- _REQUIRED TASK_
Pull every line containing "home" from the entries.

* Start LISTED RECORDS *

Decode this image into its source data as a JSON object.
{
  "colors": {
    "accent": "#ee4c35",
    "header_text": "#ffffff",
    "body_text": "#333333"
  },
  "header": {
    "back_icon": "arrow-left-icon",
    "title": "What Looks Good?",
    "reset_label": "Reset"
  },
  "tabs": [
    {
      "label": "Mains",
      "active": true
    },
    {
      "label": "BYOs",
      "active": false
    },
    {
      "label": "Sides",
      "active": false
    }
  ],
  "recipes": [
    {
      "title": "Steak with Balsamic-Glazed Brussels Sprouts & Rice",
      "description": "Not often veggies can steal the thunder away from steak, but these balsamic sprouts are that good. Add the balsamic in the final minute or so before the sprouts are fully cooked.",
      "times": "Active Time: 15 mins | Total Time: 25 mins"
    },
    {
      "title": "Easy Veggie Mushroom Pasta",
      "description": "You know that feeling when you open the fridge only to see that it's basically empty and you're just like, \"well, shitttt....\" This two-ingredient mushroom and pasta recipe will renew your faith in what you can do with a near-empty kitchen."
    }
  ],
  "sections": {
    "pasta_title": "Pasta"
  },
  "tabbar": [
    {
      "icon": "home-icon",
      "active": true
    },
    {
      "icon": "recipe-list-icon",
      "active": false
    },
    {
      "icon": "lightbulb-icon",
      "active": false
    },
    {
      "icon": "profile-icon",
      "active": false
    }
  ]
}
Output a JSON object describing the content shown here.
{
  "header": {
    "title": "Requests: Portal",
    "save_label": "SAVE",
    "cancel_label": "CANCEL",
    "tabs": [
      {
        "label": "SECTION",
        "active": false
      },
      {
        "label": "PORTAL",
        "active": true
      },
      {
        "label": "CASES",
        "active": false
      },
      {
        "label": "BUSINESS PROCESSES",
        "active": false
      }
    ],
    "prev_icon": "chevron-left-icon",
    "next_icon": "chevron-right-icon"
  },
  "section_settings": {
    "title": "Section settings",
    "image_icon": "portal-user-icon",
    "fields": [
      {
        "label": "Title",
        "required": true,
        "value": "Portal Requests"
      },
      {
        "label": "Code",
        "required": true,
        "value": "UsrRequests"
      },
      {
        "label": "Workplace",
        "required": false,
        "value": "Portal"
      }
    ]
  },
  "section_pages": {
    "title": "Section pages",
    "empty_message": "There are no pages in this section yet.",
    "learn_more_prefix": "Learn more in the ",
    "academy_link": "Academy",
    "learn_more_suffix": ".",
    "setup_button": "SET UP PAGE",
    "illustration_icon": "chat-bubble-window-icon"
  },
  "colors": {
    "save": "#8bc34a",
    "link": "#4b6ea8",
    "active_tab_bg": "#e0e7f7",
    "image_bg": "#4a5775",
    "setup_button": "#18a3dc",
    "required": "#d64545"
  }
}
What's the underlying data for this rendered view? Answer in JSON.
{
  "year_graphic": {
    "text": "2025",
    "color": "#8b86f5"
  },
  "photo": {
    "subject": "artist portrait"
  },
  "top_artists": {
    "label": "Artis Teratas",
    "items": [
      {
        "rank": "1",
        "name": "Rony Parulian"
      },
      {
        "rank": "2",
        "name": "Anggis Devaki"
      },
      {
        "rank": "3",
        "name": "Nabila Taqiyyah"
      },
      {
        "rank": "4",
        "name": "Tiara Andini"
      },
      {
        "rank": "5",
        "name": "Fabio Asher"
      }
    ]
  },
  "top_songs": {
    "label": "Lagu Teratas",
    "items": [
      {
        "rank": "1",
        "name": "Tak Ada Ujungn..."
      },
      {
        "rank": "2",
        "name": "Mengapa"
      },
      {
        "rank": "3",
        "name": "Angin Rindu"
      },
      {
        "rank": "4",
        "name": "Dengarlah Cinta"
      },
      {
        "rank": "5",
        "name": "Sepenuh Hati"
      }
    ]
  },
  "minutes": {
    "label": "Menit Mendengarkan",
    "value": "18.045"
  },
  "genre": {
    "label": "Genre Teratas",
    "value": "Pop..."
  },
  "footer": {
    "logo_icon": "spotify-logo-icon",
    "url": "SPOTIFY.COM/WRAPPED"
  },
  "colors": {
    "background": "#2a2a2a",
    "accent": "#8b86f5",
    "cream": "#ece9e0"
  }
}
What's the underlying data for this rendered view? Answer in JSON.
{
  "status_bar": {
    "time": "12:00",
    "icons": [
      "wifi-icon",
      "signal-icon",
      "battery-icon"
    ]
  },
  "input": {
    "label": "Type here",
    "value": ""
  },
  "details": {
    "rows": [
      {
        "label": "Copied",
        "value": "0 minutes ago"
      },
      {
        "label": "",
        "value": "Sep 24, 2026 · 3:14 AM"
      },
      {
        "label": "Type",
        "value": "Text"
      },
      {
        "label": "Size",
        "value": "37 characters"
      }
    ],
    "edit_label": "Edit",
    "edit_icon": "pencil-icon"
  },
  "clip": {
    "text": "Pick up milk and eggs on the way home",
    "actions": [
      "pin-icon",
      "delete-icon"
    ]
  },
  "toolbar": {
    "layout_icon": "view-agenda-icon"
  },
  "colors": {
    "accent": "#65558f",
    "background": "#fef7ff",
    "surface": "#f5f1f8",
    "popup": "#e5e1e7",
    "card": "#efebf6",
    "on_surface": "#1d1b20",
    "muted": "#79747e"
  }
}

* End LISTED RECORDS *

- _COMPLETED EXERCISE_
      "icon": "home-icon",
    "text": "Pick up milk and eggs on the way home",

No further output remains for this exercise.